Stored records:
====

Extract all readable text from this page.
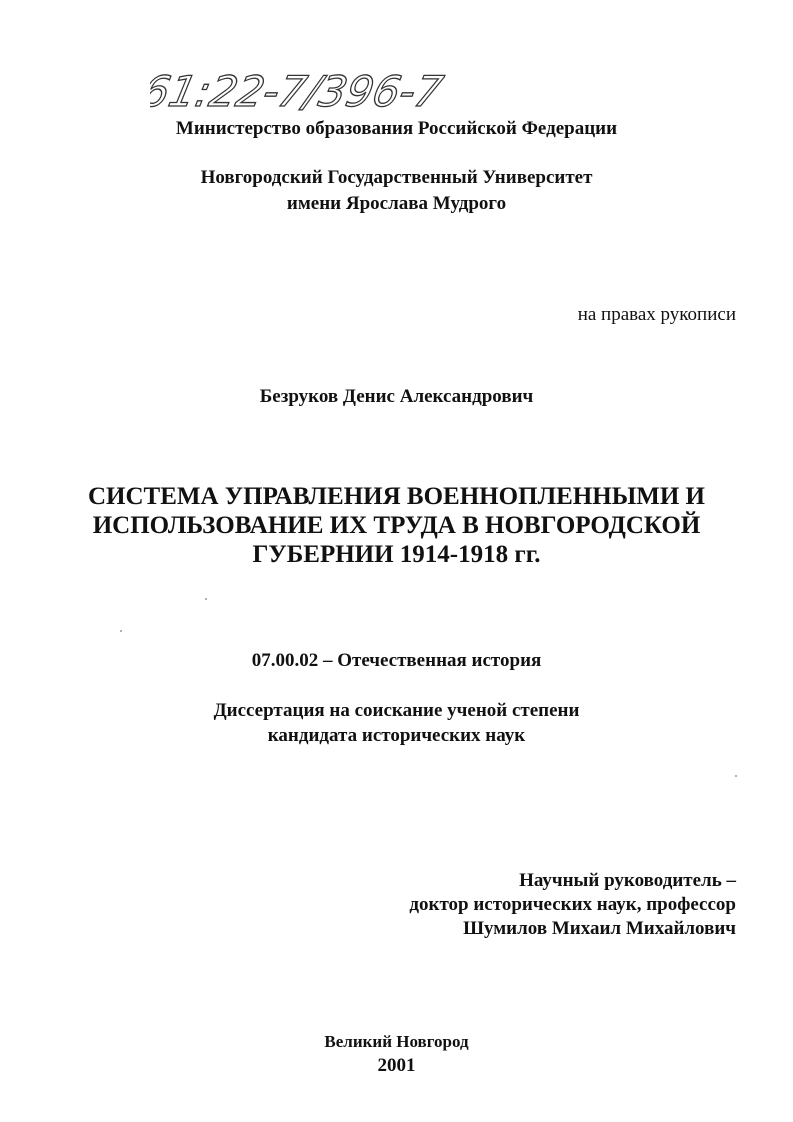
61:22-7/396-7
Министерство образования Российской Федерации
Новгородский Государственный Университет
имени Ярослава Мудрого
на правах рукописи
Безруков Денис Александрович
СИСТЕМА УПРАВЛЕНИЯ ВОЕННОПЛЕННЫМИ И
ИСПОЛЬЗОВАНИЕ ИХ ТРУДА В НОВГОРОДСКОЙ
ГУБЕРНИИ 1914-1918 гг.
07.00.02 – Отечественная история
Диссертация на соискание ученой степени
кандидата исторических наук
Научный руководитель –
доктор исторических наук, профессор
Шумилов Михаил Михайлович
Великий Новгород
2001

====

Retype the records exactly. Any image in them should not appear in what you write.

• _Solution for this problem_
Extract all readable text from this page.
61:22-7/396-7
Министерство образования Российской Федерации
Новгородский Государственный Университет
имени Ярослава Мудрого
на правах рукописи
Безруков Денис Александрович
СИСТЕМА УПРАВЛЕНИЯ ВОЕННОПЛЕННЫМИ И
ИСПОЛЬЗОВАНИЕ ИХ ТРУДА В НОВГОРОДСКОЙ
ГУБЕРНИИ 1914-1918 гг.
07.00.02 – Отечественная история
Диссертация на соискание ученой степени
кандидата исторических наук
Научный руководитель –
доктор исторических наук, профессор
Шумилов Михаил Михайлович
Великий Новгород
2001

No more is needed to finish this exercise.